13 Aug 2013

Using the Reactor Processor for High-Performance TCP

First, a disclaimer: the all-new Reactor framework is still under heavy development, but it already provides a very promising basement for applications and libraries that need high throughput and low latency. We at Couchbase aim to provide the highest throughput at the lowest latency, so it is very critical to build upon an infrastructure that can provide it. Current, we are performing early investigations for a possible “next generation Java SDK” and Reactor seems very promising so far.

This blog post shows you how to quickly set up a Processor (we’ll see in a minute what that is) that dispatches requests to Consumers (also a very common term in Reactor). In our case, the Consumer is actually a TCP socket. Please note that the actual numbers, while impressive, can’t be used for real world measurements. What you’ll see here is a raw throughput test to define a baseline what can be expected under ideal conditions. We are also using localhost here to avoid network latency (which is the bottleneck for most network applications).

I’m going to use a Couchbase server as an endpoint, but feel free to use whatever you want instead. The whole API is very generic and the consumers can be exchanged easily.

DATASET ROWS ::
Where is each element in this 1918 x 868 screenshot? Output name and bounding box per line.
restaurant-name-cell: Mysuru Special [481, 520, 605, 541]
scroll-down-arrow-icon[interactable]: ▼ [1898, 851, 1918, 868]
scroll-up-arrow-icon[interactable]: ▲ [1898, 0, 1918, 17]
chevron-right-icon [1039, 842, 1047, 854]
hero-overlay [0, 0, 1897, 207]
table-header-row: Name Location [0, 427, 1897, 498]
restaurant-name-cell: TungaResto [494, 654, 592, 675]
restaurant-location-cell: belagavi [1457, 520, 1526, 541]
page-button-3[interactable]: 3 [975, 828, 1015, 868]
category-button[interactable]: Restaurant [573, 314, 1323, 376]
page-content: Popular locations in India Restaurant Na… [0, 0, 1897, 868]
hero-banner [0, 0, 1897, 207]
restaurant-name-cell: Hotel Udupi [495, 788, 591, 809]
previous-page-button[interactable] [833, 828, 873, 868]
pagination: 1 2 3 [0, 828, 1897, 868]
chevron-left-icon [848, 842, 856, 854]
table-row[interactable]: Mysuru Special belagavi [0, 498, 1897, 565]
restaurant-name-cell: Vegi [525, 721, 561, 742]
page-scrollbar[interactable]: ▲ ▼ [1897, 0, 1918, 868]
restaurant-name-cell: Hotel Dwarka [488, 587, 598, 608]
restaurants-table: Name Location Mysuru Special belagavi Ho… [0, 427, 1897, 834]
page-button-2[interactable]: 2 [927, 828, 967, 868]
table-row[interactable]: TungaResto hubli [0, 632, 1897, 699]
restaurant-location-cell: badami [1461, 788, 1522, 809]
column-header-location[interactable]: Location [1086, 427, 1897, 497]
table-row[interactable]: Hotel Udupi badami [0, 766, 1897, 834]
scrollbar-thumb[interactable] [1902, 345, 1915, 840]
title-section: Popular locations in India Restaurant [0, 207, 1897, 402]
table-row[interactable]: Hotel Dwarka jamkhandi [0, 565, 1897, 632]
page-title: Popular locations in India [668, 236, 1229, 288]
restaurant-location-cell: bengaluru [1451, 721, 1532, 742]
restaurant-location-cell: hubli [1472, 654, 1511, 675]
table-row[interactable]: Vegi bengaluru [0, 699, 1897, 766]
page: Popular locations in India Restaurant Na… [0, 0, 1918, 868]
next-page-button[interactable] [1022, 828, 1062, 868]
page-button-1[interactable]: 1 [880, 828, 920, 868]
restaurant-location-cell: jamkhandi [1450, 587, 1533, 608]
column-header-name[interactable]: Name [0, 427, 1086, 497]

TASKS TO CARRY OUT ::
a – In the Reactor TCP post, what does the author use as the endpoint?
b – Return the rows verbatim, from the first row through the line holding "427, 1897, 497]", inclusive.
The blog post and the rows have nothing to do with each other.

RESULTS IN ORDER ::
a – A Couchbase server.

b –
Where is each element in this 1918 x 868 screenshot? Output name and bounding box per line.
restaurant-name-cell: Mysuru Special [481, 520, 605, 541]
scroll-down-arrow-icon[interactable]: ▼ [1898, 851, 1918, 868]
scroll-up-arrow-icon[interactable]: ▲ [1898, 0, 1918, 17]
chevron-right-icon [1039, 842, 1047, 854]
hero-overlay [0, 0, 1897, 207]
table-header-row: Name Location [0, 427, 1897, 498]
restaurant-name-cell: TungaResto [494, 654, 592, 675]
restaurant-location-cell: belagavi [1457, 520, 1526, 541]
page-button-3[interactable]: 3 [975, 828, 1015, 868]
category-button[interactable]: Restaurant [573, 314, 1323, 376]
page-content: Popular locations in India Restaurant Na… [0, 0, 1897, 868]
hero-banner [0, 0, 1897, 207]
restaurant-name-cell: Hotel Udupi [495, 788, 591, 809]
previous-page-button[interactable] [833, 828, 873, 868]
pagination: 1 2 3 [0, 828, 1897, 868]
chevron-left-icon [848, 842, 856, 854]
table-row[interactable]: Mysuru Special belagavi [0, 498, 1897, 565]
restaurant-name-cell: Vegi [525, 721, 561, 742]
page-scrollbar[interactable]: ▲ ▼ [1897, 0, 1918, 868]
restaurant-name-cell: Hotel Dwarka [488, 587, 598, 608]
restaurants-table: Name Location Mysuru Special belagavi Ho… [0, 427, 1897, 834]
page-button-2[interactable]: 2 [927, 828, 967, 868]
table-row[interactable]: TungaResto hubli [0, 632, 1897, 699]
restaurant-location-cell: badami [1461, 788, 1522, 809]
column-header-location[interactable]: Location [1086, 427, 1897, 497]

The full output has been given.